■ Task to carry out: Show every row below that contains the string "copy", matching case exactly.

[Bounding box entries]
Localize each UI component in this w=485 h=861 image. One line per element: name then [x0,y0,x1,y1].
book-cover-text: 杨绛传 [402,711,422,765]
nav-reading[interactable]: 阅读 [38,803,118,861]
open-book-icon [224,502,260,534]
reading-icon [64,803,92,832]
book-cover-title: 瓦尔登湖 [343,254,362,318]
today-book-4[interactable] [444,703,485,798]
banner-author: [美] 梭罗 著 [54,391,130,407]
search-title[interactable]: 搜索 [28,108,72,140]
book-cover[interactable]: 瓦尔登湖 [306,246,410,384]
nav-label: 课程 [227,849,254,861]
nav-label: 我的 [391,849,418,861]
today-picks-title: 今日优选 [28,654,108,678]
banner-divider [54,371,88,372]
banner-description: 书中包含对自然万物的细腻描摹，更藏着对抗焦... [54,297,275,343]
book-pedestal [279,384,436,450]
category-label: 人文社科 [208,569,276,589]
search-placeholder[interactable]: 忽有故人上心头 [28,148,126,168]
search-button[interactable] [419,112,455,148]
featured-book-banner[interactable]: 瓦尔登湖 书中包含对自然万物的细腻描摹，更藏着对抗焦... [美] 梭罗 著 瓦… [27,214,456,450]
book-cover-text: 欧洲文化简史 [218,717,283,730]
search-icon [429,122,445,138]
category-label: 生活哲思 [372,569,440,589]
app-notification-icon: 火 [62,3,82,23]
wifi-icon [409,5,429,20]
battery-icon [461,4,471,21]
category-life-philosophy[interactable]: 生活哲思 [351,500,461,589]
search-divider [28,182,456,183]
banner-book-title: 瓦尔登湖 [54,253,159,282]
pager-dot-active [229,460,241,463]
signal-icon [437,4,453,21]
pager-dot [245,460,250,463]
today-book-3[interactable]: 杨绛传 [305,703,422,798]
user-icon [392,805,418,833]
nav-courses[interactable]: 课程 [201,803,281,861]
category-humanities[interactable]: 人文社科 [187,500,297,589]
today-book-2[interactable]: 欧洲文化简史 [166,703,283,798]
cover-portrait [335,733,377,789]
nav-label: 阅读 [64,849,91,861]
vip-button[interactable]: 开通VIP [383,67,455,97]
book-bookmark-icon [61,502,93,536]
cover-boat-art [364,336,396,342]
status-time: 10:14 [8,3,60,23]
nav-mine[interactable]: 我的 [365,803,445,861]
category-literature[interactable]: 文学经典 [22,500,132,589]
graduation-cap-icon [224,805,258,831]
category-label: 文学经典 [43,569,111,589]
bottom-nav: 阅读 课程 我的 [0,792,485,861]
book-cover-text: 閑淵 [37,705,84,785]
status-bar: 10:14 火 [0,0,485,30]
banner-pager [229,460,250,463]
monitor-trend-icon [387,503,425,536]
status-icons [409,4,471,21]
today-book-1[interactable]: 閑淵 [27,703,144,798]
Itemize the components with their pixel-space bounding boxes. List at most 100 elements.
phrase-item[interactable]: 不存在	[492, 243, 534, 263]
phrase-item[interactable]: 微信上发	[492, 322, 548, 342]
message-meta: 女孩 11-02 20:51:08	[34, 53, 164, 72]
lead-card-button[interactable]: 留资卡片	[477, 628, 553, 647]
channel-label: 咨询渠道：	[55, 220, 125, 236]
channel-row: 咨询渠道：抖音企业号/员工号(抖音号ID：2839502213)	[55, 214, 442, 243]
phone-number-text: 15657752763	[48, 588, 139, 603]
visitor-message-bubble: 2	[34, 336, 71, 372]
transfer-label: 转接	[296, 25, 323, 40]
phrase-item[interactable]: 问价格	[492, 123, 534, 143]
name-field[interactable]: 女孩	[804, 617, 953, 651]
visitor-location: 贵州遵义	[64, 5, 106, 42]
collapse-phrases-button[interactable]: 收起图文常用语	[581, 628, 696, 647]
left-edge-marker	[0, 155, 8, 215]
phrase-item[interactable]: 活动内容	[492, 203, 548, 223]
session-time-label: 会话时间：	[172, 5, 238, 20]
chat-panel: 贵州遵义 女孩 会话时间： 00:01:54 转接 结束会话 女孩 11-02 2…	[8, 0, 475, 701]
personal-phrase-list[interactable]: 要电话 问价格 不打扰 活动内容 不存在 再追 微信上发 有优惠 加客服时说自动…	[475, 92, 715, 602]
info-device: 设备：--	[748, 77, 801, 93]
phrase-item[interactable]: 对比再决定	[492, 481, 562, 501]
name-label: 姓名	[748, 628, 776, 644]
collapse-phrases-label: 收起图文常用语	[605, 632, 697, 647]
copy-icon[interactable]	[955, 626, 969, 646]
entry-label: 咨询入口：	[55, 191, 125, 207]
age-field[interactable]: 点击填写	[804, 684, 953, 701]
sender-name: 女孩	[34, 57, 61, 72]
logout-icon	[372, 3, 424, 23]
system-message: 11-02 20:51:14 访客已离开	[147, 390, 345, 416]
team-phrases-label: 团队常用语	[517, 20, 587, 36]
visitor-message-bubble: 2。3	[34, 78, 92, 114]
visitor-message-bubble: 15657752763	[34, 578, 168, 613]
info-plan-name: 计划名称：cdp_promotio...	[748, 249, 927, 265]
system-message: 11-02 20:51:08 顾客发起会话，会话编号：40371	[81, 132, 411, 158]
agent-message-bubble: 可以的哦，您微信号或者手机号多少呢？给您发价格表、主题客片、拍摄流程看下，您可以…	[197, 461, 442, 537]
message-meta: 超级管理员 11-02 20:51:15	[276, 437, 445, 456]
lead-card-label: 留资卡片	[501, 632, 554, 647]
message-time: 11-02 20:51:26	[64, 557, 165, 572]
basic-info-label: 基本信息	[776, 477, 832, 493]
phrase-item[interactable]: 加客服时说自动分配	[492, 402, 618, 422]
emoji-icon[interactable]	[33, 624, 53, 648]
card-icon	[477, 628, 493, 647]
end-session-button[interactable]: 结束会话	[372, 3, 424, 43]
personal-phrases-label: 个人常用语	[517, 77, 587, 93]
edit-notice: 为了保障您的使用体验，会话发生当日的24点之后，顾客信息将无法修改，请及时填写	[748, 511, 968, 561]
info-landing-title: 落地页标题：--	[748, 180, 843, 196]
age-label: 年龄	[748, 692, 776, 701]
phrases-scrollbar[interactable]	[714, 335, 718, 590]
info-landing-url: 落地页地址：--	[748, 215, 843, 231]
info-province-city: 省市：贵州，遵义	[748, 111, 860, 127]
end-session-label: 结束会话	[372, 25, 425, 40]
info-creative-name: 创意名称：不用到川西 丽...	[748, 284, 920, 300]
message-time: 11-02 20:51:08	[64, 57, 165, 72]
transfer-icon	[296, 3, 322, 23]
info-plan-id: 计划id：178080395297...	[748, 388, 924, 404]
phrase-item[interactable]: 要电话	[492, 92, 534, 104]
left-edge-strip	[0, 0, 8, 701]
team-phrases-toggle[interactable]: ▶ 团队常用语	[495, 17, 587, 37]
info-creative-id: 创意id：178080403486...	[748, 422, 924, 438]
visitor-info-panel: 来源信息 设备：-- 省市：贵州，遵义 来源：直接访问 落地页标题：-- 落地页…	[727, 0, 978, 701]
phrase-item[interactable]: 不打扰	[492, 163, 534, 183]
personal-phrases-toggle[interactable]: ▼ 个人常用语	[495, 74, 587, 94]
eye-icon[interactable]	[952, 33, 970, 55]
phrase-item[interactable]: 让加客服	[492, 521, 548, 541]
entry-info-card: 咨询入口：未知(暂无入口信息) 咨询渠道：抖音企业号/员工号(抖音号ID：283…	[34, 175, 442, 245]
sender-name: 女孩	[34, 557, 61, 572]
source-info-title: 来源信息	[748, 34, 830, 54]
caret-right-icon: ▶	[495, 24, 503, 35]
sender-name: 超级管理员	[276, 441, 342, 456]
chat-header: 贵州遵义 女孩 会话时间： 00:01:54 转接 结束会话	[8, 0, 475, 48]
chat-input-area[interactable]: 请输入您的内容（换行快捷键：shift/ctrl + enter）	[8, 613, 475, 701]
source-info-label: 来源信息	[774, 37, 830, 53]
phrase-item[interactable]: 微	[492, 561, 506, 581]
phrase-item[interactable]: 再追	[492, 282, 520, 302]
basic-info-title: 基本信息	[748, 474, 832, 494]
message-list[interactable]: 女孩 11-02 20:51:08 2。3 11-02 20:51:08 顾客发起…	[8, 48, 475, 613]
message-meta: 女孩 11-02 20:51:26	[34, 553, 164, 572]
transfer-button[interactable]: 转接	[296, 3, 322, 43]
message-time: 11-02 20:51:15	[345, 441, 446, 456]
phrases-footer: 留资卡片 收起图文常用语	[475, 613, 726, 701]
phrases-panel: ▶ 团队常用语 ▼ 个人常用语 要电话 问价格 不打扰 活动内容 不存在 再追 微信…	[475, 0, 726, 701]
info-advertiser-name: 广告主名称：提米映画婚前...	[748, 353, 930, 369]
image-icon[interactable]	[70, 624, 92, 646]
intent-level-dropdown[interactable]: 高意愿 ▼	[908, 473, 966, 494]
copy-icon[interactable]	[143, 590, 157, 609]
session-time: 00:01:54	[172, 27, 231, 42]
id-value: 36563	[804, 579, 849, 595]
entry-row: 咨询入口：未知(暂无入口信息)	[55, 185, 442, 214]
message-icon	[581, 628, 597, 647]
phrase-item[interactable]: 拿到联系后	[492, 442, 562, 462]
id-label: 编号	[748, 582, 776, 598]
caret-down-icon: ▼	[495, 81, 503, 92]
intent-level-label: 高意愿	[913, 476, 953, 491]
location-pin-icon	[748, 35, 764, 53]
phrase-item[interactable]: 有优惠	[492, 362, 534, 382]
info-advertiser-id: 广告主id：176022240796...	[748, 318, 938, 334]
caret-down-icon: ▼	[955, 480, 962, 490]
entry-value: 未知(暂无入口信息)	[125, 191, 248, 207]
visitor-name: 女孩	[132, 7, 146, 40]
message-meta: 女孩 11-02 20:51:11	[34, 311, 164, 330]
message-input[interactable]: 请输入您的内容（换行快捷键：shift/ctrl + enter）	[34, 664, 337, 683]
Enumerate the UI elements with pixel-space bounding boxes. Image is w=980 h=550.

==

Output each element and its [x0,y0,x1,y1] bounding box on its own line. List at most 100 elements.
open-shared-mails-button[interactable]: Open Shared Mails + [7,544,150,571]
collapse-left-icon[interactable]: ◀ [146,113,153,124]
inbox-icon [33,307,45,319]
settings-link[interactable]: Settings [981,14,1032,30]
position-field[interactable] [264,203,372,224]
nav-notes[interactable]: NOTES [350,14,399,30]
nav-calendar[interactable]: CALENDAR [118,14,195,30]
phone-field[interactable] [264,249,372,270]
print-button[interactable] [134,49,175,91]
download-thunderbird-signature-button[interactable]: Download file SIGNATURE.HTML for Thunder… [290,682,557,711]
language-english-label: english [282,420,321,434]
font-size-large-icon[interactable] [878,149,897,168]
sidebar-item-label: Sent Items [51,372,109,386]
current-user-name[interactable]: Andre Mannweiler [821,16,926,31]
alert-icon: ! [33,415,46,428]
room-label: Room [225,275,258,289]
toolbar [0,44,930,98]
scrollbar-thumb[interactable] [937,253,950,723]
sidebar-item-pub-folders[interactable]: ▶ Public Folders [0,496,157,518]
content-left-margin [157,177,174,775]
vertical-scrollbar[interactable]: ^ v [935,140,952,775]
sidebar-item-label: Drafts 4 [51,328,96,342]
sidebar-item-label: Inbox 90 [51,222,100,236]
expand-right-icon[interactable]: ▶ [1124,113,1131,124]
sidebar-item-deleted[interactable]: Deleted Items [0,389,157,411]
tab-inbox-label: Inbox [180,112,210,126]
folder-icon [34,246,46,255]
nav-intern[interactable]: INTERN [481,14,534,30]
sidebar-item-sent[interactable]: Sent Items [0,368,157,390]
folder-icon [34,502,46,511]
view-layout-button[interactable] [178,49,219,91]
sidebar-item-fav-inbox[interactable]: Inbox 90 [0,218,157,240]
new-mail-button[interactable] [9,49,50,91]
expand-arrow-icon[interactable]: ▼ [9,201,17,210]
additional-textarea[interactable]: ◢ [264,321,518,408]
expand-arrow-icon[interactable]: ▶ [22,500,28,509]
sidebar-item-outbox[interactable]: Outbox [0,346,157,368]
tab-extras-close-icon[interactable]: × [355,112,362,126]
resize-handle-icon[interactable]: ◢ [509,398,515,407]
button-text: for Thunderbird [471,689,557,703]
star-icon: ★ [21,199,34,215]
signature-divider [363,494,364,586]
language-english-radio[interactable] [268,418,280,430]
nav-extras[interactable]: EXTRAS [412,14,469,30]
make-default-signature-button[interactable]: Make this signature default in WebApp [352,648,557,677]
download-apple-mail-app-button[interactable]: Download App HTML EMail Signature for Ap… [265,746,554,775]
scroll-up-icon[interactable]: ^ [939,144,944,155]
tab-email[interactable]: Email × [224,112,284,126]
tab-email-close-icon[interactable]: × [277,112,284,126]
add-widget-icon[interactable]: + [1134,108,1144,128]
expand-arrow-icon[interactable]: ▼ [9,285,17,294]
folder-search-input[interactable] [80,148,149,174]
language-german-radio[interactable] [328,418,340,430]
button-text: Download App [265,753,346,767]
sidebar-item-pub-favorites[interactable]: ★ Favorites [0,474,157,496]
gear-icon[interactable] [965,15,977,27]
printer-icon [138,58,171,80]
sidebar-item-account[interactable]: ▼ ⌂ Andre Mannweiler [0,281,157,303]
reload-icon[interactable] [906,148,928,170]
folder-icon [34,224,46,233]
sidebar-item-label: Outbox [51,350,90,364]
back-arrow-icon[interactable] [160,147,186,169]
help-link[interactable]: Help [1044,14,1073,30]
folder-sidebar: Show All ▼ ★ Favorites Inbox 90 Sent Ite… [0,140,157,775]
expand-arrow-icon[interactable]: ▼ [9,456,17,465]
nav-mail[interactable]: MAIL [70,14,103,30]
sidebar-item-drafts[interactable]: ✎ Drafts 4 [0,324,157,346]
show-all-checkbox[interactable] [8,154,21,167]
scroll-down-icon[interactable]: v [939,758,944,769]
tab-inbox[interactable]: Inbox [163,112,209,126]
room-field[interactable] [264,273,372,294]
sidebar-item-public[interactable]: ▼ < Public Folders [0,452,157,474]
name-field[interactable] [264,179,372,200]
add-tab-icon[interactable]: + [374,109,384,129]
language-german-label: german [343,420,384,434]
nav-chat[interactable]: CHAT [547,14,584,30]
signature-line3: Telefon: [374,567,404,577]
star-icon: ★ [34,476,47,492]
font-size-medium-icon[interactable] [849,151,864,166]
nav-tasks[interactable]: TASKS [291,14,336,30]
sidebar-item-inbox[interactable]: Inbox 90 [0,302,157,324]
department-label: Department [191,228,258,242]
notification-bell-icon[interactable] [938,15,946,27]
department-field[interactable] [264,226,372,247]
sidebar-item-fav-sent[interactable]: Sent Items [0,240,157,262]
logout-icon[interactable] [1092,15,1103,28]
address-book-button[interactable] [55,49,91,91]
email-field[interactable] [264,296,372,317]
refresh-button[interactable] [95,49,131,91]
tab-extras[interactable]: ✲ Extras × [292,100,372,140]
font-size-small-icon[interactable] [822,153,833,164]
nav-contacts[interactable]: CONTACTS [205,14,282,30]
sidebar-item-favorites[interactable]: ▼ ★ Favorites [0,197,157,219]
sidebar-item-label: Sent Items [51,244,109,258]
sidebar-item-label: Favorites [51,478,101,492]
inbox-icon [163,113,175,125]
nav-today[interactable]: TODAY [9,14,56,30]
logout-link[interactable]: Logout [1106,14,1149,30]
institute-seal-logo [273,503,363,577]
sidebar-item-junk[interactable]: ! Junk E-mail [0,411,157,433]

■ Result for this exercise:
copy-icon[interactable]	[955, 626, 969, 646]
copy-icon[interactable]	[143, 590, 157, 609]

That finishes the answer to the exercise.